┌──

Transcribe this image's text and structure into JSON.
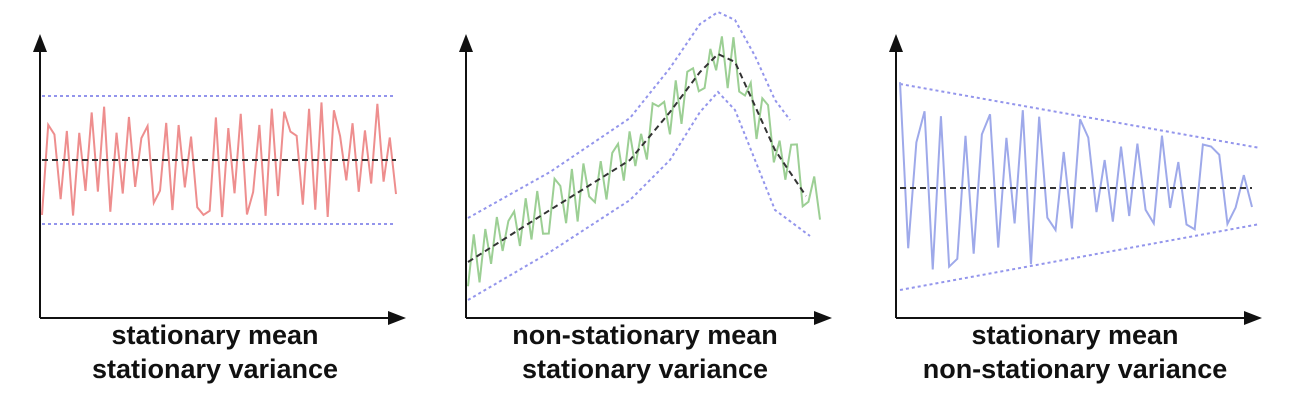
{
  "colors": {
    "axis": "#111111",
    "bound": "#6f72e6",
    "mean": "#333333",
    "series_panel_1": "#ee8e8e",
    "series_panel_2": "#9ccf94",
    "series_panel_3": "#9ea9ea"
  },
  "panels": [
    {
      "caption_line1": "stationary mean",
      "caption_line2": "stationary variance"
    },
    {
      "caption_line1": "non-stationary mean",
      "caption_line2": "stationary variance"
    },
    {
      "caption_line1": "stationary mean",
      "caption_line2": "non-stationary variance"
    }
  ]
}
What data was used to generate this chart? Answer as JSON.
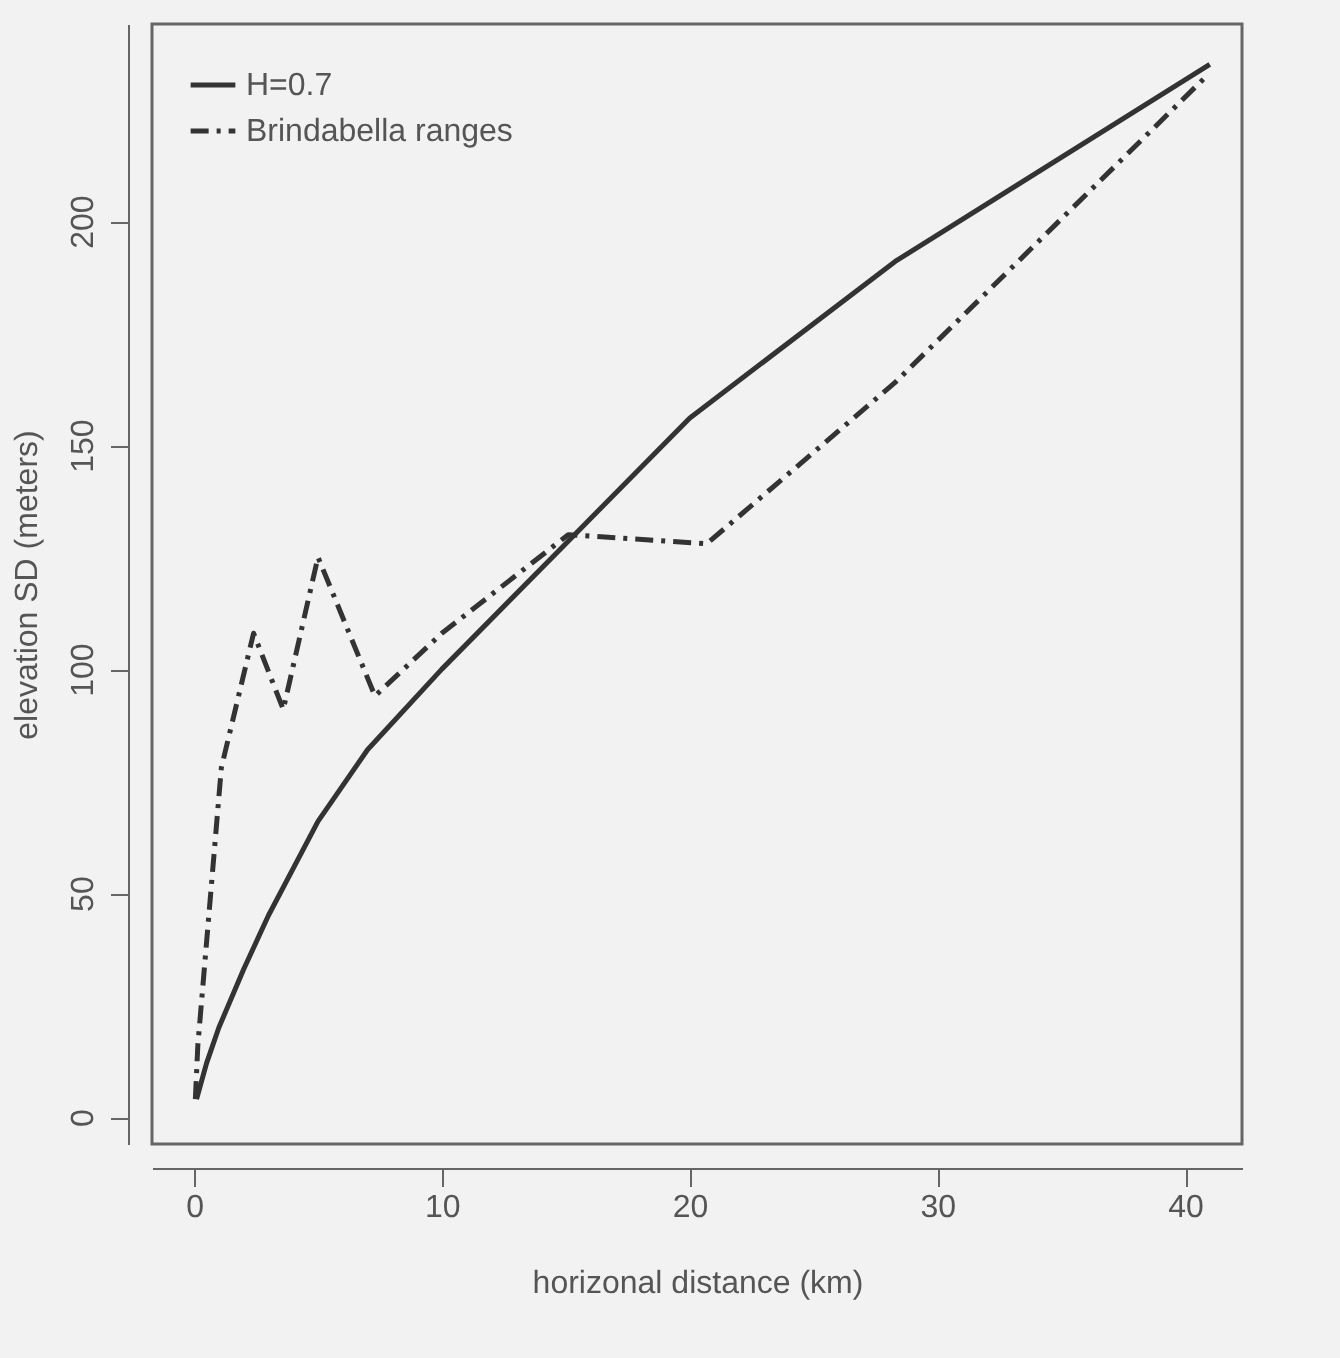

└──
┌──

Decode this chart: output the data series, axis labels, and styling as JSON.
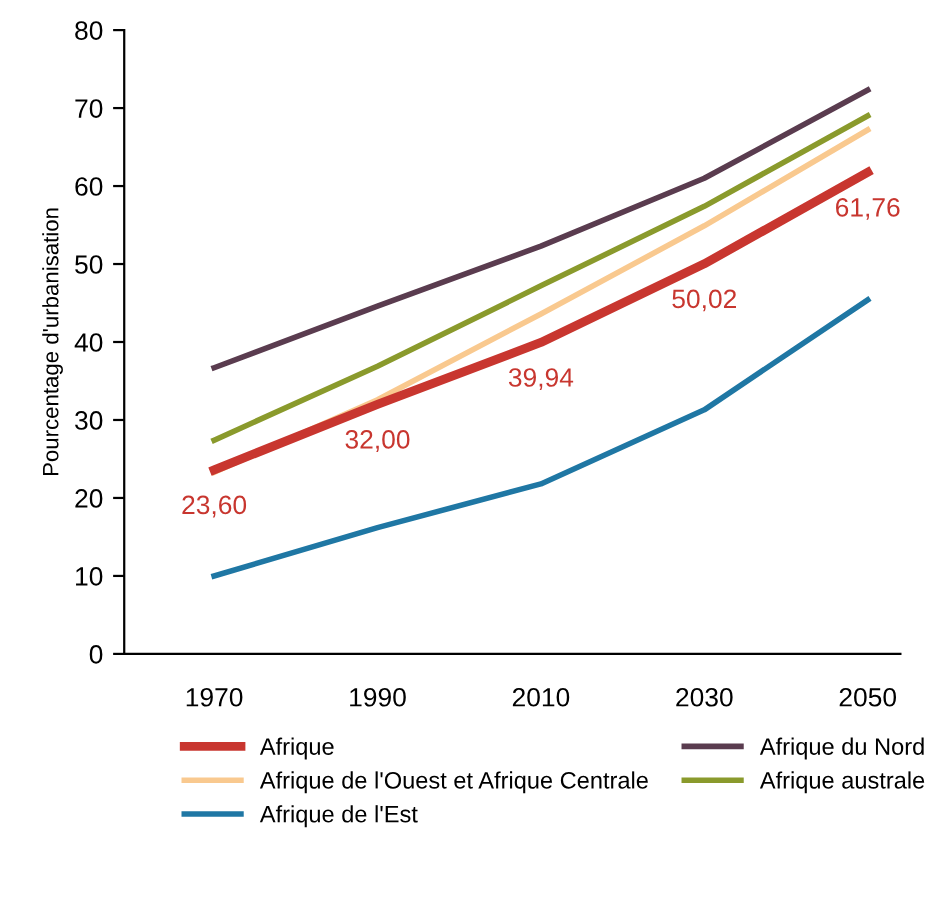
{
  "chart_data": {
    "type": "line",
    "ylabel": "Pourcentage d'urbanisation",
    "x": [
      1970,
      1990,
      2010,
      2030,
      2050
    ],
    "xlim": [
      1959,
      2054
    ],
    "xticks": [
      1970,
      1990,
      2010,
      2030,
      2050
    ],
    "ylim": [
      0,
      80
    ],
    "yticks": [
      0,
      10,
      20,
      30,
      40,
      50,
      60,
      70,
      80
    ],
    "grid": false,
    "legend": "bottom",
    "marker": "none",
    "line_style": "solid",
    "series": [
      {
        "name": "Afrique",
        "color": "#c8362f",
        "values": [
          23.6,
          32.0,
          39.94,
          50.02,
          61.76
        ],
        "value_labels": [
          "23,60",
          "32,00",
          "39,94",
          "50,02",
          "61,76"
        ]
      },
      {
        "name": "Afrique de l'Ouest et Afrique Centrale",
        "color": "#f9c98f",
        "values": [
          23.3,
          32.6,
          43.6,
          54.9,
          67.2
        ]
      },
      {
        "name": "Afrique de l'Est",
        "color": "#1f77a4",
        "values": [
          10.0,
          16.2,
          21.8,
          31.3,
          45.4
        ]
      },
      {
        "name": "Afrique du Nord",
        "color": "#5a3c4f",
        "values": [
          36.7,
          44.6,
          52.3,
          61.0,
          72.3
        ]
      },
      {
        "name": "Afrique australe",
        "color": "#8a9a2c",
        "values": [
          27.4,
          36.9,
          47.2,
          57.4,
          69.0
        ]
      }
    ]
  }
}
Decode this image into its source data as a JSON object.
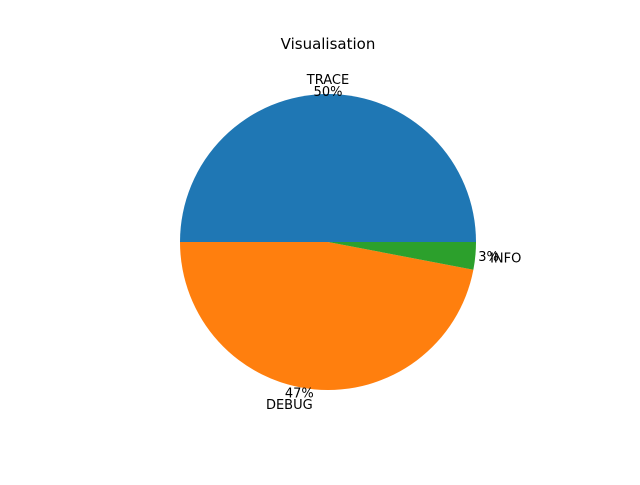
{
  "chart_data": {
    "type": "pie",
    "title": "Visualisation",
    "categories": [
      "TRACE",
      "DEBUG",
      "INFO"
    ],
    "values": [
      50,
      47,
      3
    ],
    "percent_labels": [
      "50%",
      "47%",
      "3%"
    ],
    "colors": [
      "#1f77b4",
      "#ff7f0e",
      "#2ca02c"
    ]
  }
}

└──
┌──

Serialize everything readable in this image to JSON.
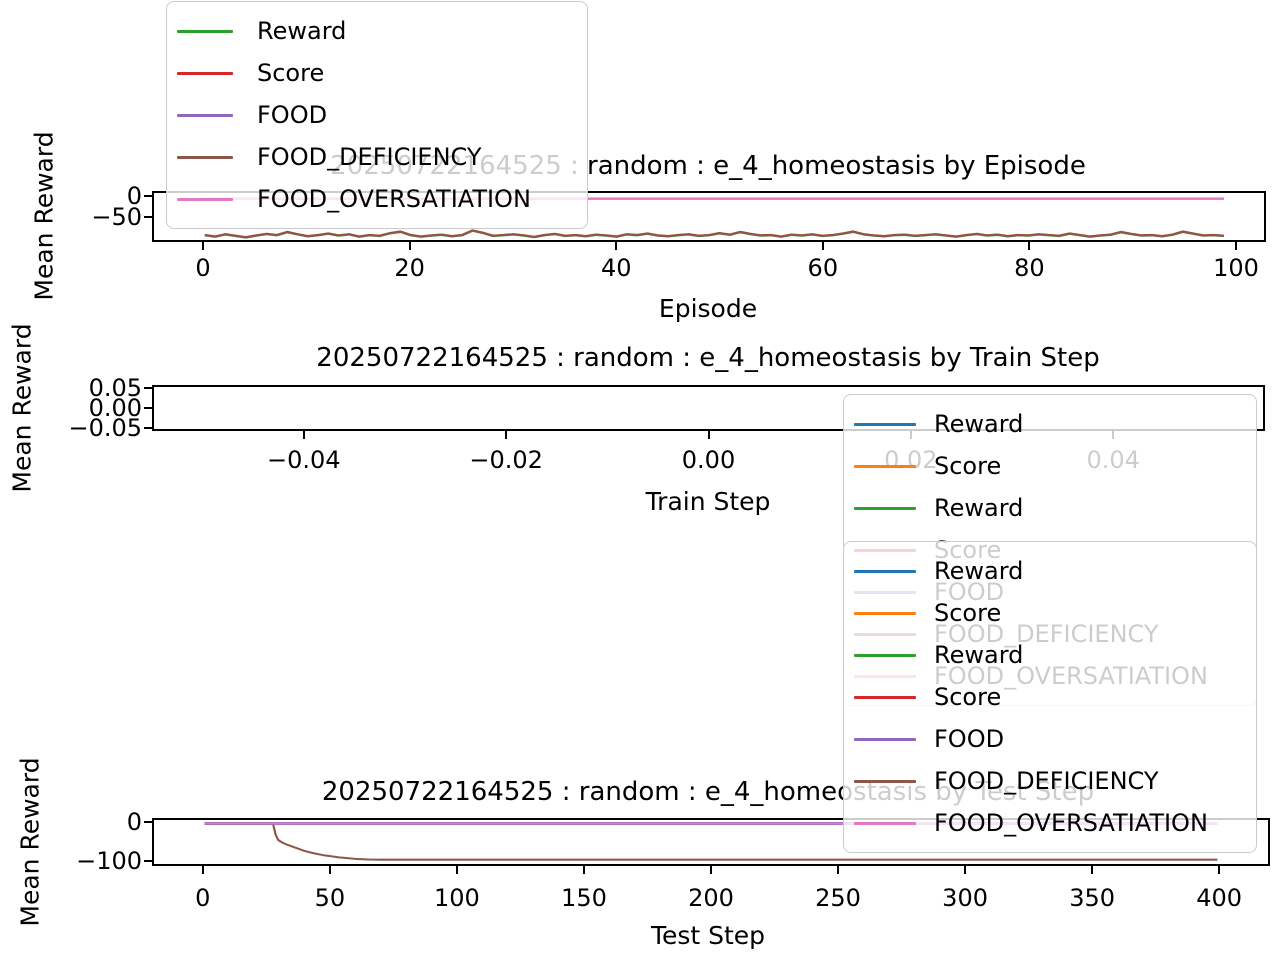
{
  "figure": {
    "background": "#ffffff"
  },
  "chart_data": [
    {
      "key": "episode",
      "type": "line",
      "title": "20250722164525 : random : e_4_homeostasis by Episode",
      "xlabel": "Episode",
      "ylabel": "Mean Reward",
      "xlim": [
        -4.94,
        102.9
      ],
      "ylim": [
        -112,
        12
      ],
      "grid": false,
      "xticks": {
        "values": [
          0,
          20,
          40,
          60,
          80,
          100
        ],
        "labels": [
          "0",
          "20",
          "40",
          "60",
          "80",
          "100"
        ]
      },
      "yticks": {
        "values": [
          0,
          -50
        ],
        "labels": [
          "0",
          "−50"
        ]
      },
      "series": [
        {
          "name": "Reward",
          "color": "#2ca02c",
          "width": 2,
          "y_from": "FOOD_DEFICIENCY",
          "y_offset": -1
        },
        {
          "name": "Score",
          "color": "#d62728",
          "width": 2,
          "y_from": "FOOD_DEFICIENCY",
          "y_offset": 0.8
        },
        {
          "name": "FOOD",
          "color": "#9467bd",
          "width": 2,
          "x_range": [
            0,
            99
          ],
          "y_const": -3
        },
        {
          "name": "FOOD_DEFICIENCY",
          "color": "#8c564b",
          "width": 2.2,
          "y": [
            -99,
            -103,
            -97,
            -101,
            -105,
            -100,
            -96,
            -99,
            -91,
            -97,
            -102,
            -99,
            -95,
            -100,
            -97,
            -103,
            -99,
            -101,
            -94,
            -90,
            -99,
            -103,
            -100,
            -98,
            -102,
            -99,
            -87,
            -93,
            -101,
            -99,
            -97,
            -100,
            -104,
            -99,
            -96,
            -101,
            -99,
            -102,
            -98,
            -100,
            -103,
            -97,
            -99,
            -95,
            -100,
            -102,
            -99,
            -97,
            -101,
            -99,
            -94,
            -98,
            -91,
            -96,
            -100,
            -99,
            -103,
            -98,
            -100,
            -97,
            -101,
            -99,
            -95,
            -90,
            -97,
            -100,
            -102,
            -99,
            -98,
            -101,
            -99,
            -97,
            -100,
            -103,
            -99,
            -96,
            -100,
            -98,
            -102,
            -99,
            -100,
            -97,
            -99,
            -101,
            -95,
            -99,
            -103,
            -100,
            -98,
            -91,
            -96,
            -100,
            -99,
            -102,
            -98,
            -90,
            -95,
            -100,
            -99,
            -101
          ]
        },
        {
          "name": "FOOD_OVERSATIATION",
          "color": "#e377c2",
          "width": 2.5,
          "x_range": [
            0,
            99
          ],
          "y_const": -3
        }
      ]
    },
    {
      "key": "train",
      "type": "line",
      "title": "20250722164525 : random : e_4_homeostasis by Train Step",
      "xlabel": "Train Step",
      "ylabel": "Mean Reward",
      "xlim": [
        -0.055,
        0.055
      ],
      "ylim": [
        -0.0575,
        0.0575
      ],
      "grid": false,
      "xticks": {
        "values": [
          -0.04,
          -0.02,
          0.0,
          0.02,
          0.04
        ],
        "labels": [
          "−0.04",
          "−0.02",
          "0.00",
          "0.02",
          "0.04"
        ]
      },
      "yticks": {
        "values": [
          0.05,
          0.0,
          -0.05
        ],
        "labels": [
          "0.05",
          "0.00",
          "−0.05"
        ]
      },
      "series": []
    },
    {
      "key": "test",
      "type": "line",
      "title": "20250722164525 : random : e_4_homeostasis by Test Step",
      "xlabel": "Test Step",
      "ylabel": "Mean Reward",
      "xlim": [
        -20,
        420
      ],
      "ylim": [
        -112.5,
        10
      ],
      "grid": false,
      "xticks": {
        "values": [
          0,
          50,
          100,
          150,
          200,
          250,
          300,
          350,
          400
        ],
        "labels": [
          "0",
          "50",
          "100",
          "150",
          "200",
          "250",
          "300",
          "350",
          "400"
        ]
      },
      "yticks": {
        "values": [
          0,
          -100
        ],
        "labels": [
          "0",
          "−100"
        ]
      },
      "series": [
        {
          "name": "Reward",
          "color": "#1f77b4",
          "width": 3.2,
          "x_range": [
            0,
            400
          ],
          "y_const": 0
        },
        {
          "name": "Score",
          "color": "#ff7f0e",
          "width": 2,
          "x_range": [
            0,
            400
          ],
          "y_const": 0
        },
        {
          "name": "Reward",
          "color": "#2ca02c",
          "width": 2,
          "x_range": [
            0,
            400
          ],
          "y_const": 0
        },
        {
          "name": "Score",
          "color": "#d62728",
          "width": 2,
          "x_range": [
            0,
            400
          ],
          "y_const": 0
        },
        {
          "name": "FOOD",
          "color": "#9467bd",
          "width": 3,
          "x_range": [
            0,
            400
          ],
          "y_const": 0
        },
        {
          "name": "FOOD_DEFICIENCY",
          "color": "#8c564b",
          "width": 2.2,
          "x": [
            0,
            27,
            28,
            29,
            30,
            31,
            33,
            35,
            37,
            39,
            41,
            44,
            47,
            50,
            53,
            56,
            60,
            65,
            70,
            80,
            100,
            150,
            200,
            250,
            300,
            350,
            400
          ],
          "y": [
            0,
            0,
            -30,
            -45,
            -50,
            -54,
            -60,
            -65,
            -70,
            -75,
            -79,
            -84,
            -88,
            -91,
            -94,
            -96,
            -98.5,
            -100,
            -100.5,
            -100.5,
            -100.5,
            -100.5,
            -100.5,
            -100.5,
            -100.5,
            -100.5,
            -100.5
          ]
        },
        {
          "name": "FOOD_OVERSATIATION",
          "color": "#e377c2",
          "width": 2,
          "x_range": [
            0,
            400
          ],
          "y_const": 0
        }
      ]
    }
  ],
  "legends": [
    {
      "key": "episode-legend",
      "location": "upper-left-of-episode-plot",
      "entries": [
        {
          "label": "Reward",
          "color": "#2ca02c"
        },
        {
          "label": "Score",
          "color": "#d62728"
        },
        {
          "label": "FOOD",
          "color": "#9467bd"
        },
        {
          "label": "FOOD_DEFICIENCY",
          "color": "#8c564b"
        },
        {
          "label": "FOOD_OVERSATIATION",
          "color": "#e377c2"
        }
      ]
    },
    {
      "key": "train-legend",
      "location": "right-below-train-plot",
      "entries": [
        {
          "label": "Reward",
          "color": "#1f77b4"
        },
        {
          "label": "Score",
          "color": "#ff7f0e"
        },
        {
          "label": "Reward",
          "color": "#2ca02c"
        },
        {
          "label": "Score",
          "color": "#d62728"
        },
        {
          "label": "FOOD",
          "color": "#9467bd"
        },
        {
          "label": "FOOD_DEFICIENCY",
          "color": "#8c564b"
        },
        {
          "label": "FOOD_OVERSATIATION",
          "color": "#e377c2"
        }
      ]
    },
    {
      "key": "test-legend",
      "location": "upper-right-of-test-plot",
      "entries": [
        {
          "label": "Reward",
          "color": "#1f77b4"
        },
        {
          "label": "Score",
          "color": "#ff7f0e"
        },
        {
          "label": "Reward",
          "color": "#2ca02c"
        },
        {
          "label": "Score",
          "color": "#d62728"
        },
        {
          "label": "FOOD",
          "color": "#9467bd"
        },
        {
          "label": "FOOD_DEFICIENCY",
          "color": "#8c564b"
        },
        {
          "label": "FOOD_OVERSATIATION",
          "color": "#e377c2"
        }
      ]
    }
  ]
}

└──

[Work to be completed]:
Print exactly what appears from the line holding "Transcribe this image's" down to the line holding "What data was", both ends kept, leaving out the pictures.

[The response]:
Transcribe this image's text and structure into JSON.
{
  "colors": {
    "axis": "#111111",
    "bound": "#6f72e6",
    "mean": "#333333",
    "series_panel_1": "#ee8e8e",
    "series_panel_2": "#9ccf94",
    "series_panel_3": "#9ea9ea"
  },
  "panels": [
    {
      "caption_line1": "stationary mean",
      "caption_line2": "stationary variance"
    },
    {
      "caption_line1": "non-stationary mean",
      "caption_line2": "stationary variance"
    },
    {
      "caption_line1": "stationary mean",
      "caption_line2": "non-stationary variance"
    }
  ]
}
What data was used to generate this chart? Answer as JSON.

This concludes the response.